## To be done
Transcribe everything in the data word for word. Pictures are left out.

====== Entries

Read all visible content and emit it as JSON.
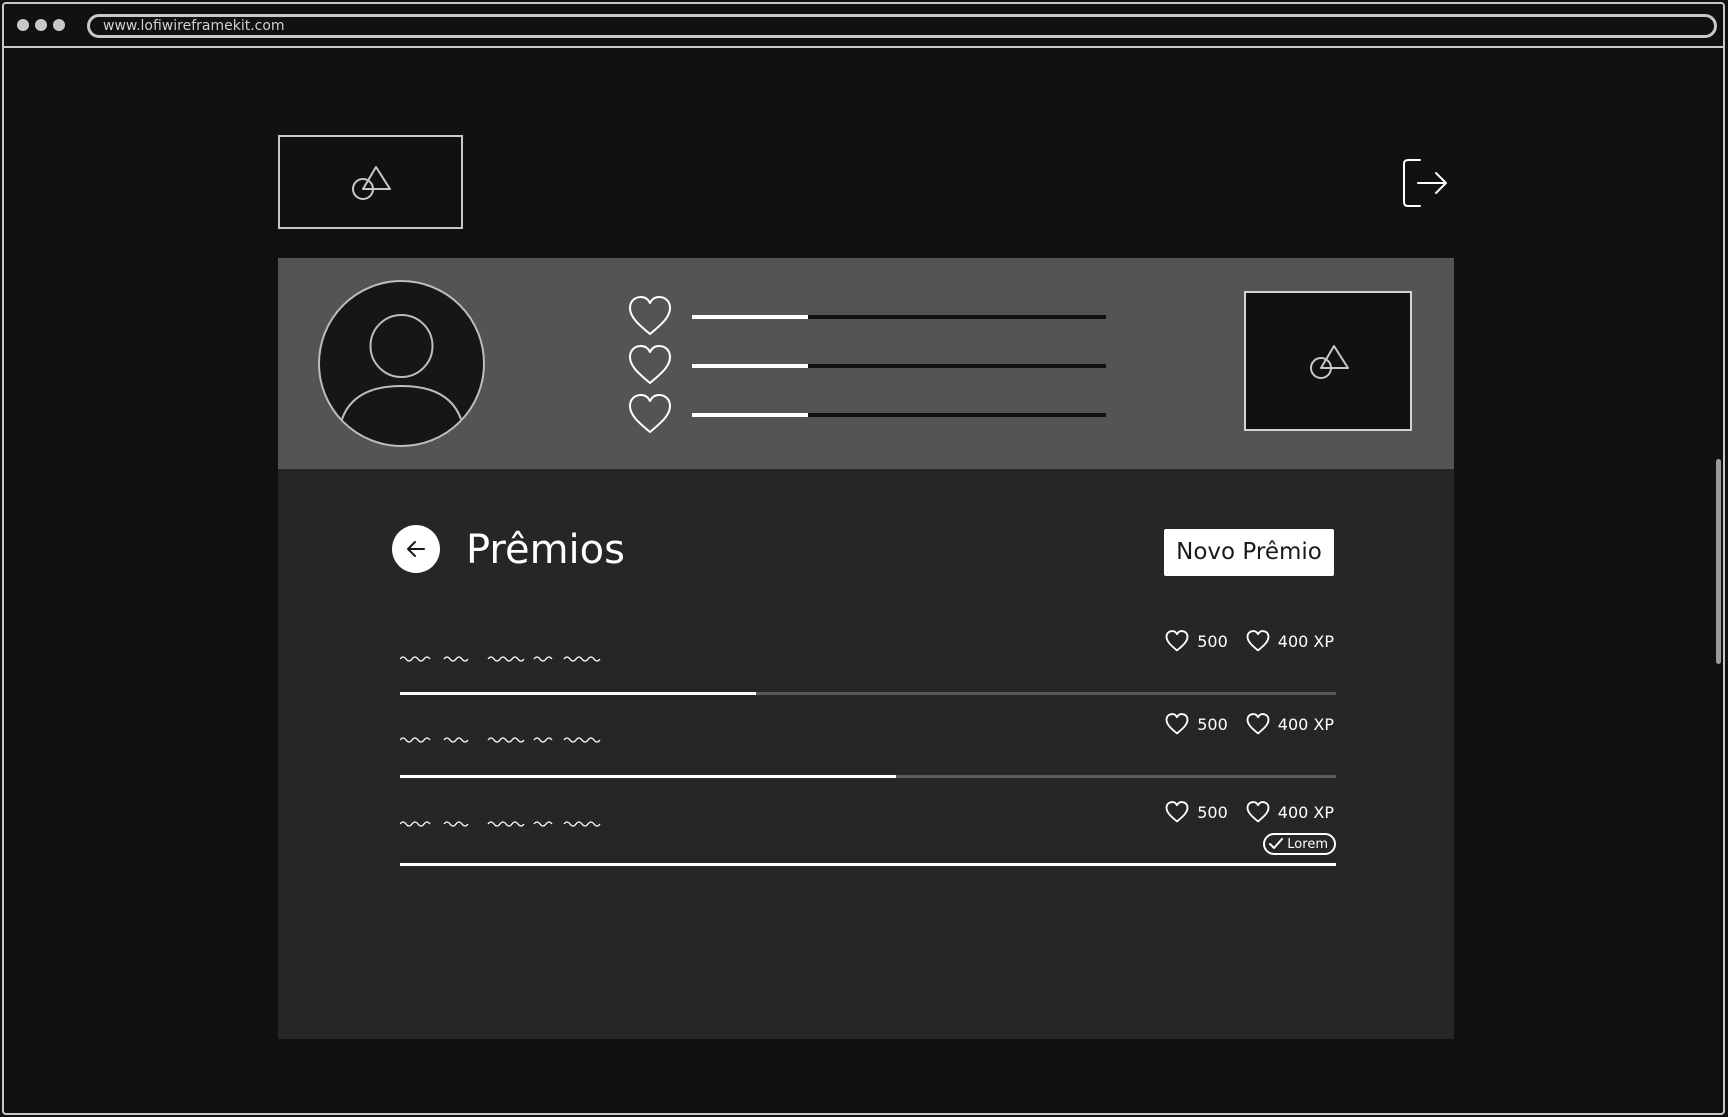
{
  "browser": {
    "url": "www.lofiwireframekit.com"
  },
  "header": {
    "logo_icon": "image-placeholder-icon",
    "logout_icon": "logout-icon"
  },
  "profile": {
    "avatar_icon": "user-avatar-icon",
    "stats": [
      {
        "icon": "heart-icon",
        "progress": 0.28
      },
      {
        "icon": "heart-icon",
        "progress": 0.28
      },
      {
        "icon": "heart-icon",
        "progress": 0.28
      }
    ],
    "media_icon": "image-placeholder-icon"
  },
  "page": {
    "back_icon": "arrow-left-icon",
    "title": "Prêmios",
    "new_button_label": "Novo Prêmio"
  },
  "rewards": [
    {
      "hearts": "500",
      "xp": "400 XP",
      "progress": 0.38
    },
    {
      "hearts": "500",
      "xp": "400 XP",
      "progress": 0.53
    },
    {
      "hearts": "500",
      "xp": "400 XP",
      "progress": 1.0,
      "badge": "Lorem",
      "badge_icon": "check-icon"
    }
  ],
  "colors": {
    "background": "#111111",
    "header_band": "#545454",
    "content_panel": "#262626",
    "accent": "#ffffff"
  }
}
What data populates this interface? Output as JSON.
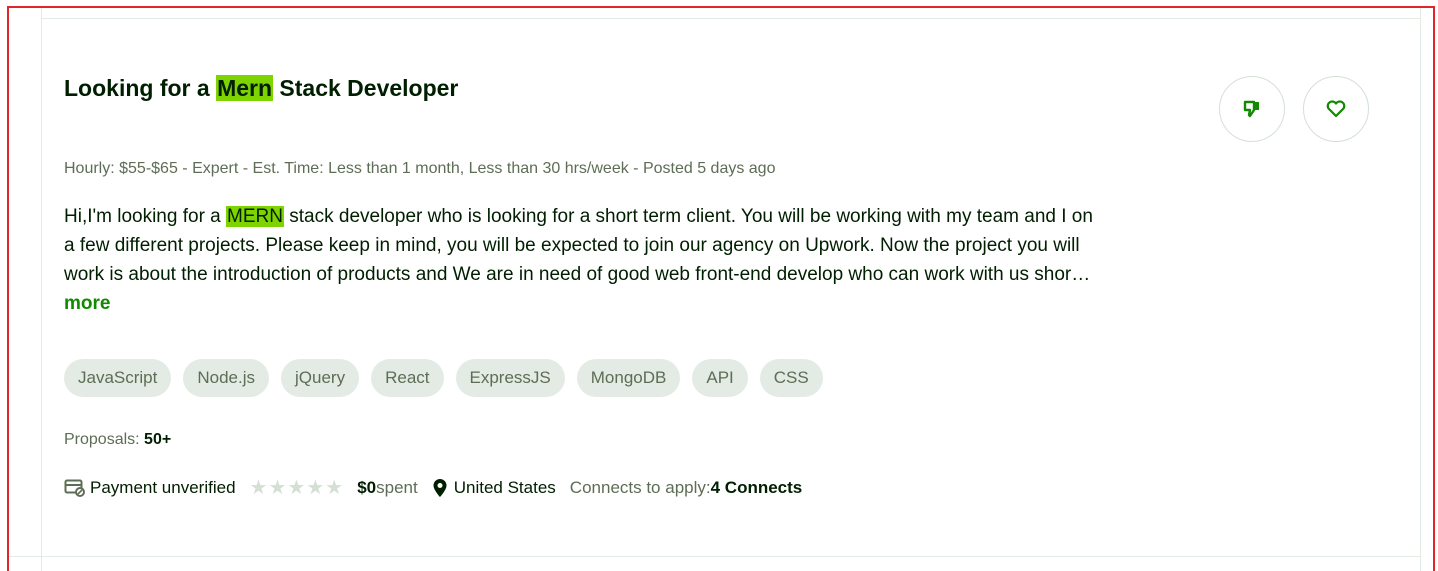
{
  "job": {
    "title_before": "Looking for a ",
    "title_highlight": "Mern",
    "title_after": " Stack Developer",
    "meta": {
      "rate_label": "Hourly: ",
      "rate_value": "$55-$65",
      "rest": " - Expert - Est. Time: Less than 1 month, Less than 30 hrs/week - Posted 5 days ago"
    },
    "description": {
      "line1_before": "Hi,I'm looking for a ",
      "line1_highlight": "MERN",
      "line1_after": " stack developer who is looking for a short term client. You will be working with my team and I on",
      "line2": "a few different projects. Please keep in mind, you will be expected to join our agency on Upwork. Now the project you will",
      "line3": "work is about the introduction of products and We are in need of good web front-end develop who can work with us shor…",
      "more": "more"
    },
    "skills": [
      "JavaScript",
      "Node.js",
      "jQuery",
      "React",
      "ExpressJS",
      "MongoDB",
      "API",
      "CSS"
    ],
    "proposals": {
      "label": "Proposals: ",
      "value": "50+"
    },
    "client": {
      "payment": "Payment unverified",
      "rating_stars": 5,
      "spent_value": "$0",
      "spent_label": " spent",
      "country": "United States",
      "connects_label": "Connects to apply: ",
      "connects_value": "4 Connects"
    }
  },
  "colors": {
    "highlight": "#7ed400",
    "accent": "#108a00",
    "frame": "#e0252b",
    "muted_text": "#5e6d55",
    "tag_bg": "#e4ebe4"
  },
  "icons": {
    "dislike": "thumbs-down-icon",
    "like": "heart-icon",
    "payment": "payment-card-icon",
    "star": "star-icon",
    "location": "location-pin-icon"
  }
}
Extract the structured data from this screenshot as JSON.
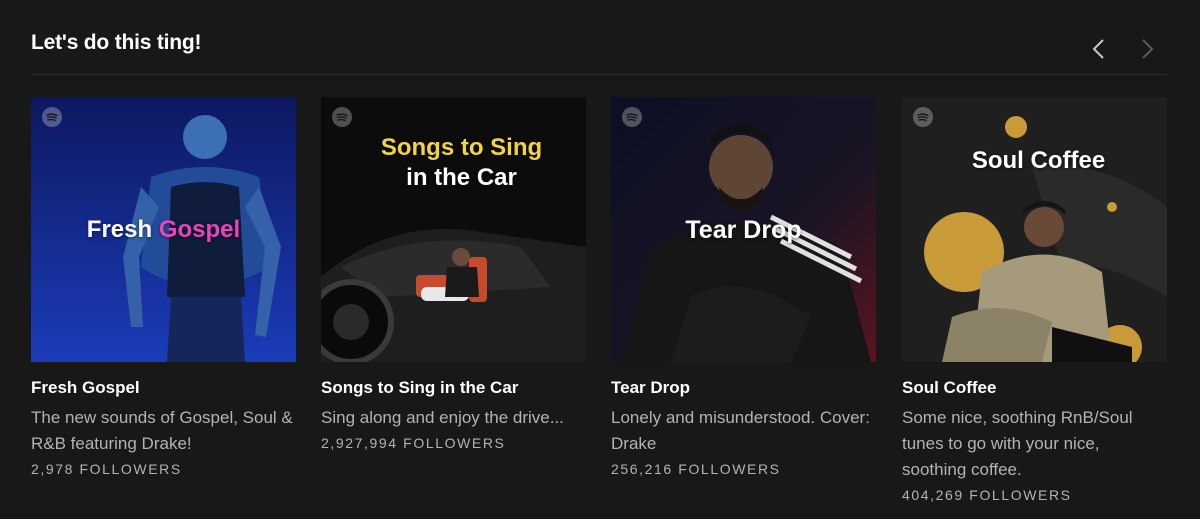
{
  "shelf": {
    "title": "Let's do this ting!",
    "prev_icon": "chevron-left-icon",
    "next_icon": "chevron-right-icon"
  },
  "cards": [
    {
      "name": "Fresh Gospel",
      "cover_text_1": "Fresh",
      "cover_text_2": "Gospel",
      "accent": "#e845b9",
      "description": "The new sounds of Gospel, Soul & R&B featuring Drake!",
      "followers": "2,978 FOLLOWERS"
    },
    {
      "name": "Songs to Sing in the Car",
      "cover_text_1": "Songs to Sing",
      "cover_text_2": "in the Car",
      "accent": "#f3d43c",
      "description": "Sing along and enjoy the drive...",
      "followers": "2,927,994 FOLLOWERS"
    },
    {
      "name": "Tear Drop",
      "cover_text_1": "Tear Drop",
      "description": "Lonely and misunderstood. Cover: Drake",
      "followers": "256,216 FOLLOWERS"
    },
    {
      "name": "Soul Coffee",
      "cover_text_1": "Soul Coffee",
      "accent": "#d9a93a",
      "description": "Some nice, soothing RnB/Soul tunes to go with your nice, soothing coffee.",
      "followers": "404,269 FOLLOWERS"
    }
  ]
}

============

## Complete answer
Read all visible content and emit it as JSON.
{
  "browser": {
    "url": "www.lofiwireframekit.com"
  },
  "header": {
    "logo_icon": "image-placeholder-icon",
    "logout_icon": "logout-icon"
  },
  "profile": {
    "avatar_icon": "user-avatar-icon",
    "stats": [
      {
        "icon": "heart-icon",
        "progress": 0.28
      },
      {
        "icon": "heart-icon",
        "progress": 0.28
      },
      {
        "icon": "heart-icon",
        "progress": 0.28
      }
    ],
    "media_icon": "image-placeholder-icon"
  },
  "page": {
    "back_icon": "arrow-left-icon",
    "title": "Prêmios",
    "new_button_label": "Novo Prêmio"
  },
  "rewards": [
    {
      "hearts": "500",
      "xp": "400 XP",
      "progress": 0.38
    },
    {
      "hearts": "500",
      "xp": "400 XP",
      "progress": 0.53
    },
    {
      "hearts": "500",
      "xp": "400 XP",
      "progress": 1.0,
      "badge": "Lorem",
      "badge_icon": "check-icon"
    }
  ],
  "colors": {
    "background": "#111111",
    "header_band": "#545454",
    "content_panel": "#262626",
    "accent": "#ffffff"
  }
}
What data populates this interface? Output as JSON.
{
  "job": {
    "title_before": "Looking for a ",
    "title_highlight": "Mern",
    "title_after": " Stack Developer",
    "meta": {
      "rate_label": "Hourly: ",
      "rate_value": "$55-$65",
      "rest": " - Expert - Est. Time: Less than 1 month, Less than 30 hrs/week - Posted 5 days ago"
    },
    "description": {
      "line1_before": "Hi,I'm looking for a ",
      "line1_highlight": "MERN",
      "line1_after": " stack developer who is looking for a short term client. You will be working with my team and I on",
      "line2": "a few different projects. Please keep in mind, you will be expected to join our agency on Upwork. Now the project you will",
      "line3": "work is about the introduction of products and We are in need of good web front-end develop who can work with us shor…",
      "more": "more"
    },
    "skills": [
      "JavaScript",
      "Node.js",
      "jQuery",
      "React",
      "ExpressJS",
      "MongoDB",
      "API",
      "CSS"
    ],
    "proposals": {
      "label": "Proposals: ",
      "value": "50+"
    },
    "client": {
      "payment": "Payment unverified",
      "rating_stars": 5,
      "spent_value": "$0",
      "spent_label": " spent",
      "country": "United States",
      "connects_label": "Connects to apply: ",
      "connects_value": "4 Connects"
    }
  },
  "colors": {
    "highlight": "#7ed400",
    "accent": "#108a00",
    "frame": "#e0252b",
    "muted_text": "#5e6d55",
    "tag_bg": "#e4ebe4"
  },
  "icons": {
    "dislike": "thumbs-down-icon",
    "like": "heart-icon",
    "payment": "payment-card-icon",
    "star": "star-icon",
    "location": "location-pin-icon"
  }
}
Extract the structured data from this screenshot as JSON.
{
  "shelf": {
    "title": "Let's do this ting!",
    "prev_icon": "chevron-left-icon",
    "next_icon": "chevron-right-icon"
  },
  "cards": [
    {
      "name": "Fresh Gospel",
      "cover_text_1": "Fresh",
      "cover_text_2": "Gospel",
      "accent": "#e845b9",
      "description": "The new sounds of Gospel, Soul & R&B featuring Drake!",
      "followers": "2,978 FOLLOWERS"
    },
    {
      "name": "Songs to Sing in the Car",
      "cover_text_1": "Songs to Sing",
      "cover_text_2": "in the Car",
      "accent": "#f3d43c",
      "description": "Sing along and enjoy the drive...",
      "followers": "2,927,994 FOLLOWERS"
    },
    {
      "name": "Tear Drop",
      "cover_text_1": "Tear Drop",
      "description": "Lonely and misunderstood. Cover: Drake",
      "followers": "256,216 FOLLOWERS"
    },
    {
      "name": "Soul Coffee",
      "cover_text_1": "Soul Coffee",
      "accent": "#d9a93a",
      "description": "Some nice, soothing RnB/Soul tunes to go with your nice, soothing coffee.",
      "followers": "404,269 FOLLOWERS"
    }
  ]
}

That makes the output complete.